DOCUMENTO FUENTE:
━━━
El odio y la guerra son más que discursos. Son actos producto de la exclusión. Pasar de la guerra a la paz es más que firmar documentos. Nos obligará, por décadas, a sustituir aquellos valores destructivos. Podríamos comenzar, por ejemplo, identificando el papel de la cultura religiosa cristiana en la formación de nuestros valores sociales desde la Colonia. Si esas prédicas proclamaron que los creyentes eran dueños de la verdad divina, promoviendo al suyo como el único y omnipotente dios, esa cultura tendrá acciones en la promoción del odio social. ¿Hacia quién o quiénes? Hacia los que tienen otras ideas de dios. Hacia los otros. Los impíos, los pecadores, los equivocados, los ateos. “Enemigos” éstos que deben ser eliminados de la sociedad mediante la guerra.
━━━
DATOS:
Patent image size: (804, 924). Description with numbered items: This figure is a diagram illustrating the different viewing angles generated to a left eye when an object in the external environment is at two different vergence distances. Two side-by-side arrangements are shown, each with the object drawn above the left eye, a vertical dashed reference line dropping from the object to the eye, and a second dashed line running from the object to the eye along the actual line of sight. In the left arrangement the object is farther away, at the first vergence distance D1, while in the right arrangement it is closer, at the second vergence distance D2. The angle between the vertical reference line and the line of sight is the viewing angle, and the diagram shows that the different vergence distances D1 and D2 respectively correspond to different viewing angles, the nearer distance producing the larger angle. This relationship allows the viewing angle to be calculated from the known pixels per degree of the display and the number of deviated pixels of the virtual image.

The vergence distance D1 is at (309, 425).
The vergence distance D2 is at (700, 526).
━━━
QUÉ ENTREGAR:
Devuelve, copiado al pie de la letra, el fragmento del texto sobre el odio y la guerra que comienza con las palabras que incluyen "El odio y la" y termina con "mediante la guerra.". El material no hace falta.

RESULTADO:
El odio y la guerra son más que discursos. Son actos producto de la exclusión. Pasar de la guerra a la paz es más que firmar documentos. Nos obligará, por décadas, a sustituir aquellos valores destructivos. Podríamos comenzar, por ejemplo, identificando el papel de la cultura religiosa cristiana en la formación de nuestros valores sociales desde la Colonia. Si esas prédicas proclamaron que los creyentes eran dueños de la verdad divina, promoviendo al suyo como el único y omnipotente dios, esa cultura tendrá acciones en la promoción del odio social. ¿Hacia quién o quiénes? Hacia los que tienen otras ideas de dios. Hacia los otros. Los impíos, los pecadores, los equivocados, los ateos. “Enemigos” éstos que deben ser eliminados de la sociedad mediante la guerra.